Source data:
-------

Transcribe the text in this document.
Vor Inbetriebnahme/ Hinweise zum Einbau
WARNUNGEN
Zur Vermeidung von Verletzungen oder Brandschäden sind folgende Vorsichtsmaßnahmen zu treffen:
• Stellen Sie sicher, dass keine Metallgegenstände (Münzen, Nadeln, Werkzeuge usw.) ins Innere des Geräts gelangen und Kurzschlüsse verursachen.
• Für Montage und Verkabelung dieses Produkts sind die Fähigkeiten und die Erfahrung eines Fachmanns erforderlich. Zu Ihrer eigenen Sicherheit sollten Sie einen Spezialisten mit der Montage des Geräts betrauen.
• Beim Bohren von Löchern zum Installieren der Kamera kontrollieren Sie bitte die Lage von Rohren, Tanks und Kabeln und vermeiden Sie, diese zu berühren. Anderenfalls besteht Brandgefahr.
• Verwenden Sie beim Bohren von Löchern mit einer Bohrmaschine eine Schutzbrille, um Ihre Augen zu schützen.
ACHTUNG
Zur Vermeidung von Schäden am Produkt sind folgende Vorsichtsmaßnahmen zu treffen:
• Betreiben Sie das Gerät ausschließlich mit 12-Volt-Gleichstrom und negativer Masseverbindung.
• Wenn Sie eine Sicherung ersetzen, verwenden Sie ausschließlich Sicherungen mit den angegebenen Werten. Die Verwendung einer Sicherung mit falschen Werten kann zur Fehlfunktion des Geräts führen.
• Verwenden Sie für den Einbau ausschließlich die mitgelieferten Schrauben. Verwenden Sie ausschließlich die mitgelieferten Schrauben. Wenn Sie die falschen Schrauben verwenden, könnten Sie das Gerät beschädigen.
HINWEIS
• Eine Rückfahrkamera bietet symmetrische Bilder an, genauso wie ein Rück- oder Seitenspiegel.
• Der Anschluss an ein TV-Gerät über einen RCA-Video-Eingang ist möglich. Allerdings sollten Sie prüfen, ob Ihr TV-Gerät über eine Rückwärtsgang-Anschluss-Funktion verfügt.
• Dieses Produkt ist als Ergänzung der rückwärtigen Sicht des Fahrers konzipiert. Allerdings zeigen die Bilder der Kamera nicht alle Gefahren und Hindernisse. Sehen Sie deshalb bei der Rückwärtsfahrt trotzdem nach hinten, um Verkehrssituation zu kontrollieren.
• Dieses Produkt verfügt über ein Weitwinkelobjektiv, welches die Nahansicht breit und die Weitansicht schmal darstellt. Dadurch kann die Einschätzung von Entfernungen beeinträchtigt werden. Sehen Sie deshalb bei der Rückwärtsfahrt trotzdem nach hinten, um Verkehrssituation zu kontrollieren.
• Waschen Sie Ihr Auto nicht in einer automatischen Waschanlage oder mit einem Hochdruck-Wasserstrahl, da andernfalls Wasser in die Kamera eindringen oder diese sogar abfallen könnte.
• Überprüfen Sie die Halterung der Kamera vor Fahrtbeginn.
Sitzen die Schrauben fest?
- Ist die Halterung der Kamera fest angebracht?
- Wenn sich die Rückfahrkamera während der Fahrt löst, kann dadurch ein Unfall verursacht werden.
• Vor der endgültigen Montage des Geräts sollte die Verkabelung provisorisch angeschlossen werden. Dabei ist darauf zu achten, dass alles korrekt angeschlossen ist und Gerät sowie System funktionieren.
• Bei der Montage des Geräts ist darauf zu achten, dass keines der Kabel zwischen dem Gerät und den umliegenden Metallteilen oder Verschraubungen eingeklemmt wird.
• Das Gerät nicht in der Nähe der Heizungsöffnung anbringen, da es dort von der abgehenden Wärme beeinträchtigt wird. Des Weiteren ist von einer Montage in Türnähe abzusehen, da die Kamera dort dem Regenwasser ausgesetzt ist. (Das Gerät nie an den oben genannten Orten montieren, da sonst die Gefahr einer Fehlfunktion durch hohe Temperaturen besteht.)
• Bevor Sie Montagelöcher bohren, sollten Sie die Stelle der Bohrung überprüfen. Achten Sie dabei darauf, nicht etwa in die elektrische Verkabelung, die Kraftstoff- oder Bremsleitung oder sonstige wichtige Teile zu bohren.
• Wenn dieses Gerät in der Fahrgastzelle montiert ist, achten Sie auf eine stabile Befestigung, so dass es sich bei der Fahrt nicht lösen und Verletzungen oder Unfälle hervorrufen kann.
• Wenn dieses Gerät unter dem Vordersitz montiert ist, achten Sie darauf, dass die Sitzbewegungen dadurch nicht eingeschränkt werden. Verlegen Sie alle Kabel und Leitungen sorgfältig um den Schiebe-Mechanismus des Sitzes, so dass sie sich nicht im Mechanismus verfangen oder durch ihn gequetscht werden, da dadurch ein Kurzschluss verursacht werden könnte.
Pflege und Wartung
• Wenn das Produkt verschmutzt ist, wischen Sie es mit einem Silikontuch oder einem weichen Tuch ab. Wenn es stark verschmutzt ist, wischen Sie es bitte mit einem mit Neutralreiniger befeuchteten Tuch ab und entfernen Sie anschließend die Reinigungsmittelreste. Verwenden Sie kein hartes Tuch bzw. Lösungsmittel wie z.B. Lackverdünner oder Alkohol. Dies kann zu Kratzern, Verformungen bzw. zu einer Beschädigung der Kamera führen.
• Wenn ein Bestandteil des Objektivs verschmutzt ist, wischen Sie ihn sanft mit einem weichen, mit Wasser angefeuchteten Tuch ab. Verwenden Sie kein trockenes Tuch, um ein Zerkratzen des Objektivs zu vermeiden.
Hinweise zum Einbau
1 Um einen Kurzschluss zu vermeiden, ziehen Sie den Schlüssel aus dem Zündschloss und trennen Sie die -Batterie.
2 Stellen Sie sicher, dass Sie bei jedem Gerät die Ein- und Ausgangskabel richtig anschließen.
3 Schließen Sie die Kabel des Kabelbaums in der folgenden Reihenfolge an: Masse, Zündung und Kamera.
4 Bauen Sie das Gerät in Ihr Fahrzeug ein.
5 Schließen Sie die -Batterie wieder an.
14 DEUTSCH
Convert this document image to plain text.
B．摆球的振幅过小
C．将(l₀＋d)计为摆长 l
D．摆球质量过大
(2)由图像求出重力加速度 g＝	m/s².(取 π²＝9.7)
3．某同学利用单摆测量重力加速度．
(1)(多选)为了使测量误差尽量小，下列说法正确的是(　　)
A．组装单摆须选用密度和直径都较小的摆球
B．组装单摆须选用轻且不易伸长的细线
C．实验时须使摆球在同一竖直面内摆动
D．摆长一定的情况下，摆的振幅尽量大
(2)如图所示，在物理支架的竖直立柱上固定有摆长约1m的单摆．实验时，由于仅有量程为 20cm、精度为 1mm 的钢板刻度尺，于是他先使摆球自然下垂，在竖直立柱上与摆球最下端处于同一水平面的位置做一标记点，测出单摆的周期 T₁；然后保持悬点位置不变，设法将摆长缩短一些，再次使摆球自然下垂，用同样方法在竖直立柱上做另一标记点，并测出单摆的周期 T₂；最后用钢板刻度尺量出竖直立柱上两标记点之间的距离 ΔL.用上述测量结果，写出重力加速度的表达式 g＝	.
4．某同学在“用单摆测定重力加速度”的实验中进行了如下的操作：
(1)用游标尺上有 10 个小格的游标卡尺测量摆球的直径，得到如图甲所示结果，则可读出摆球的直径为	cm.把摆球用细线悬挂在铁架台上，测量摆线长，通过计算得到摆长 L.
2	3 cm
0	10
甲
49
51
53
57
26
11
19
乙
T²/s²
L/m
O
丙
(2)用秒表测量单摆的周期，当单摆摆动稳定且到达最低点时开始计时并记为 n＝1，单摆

-------

» WHAT THE TASK REQUIRES: Work out the number of lines above that include the string "besteht" and write only that number.

» FINISHED EXERCISE: 2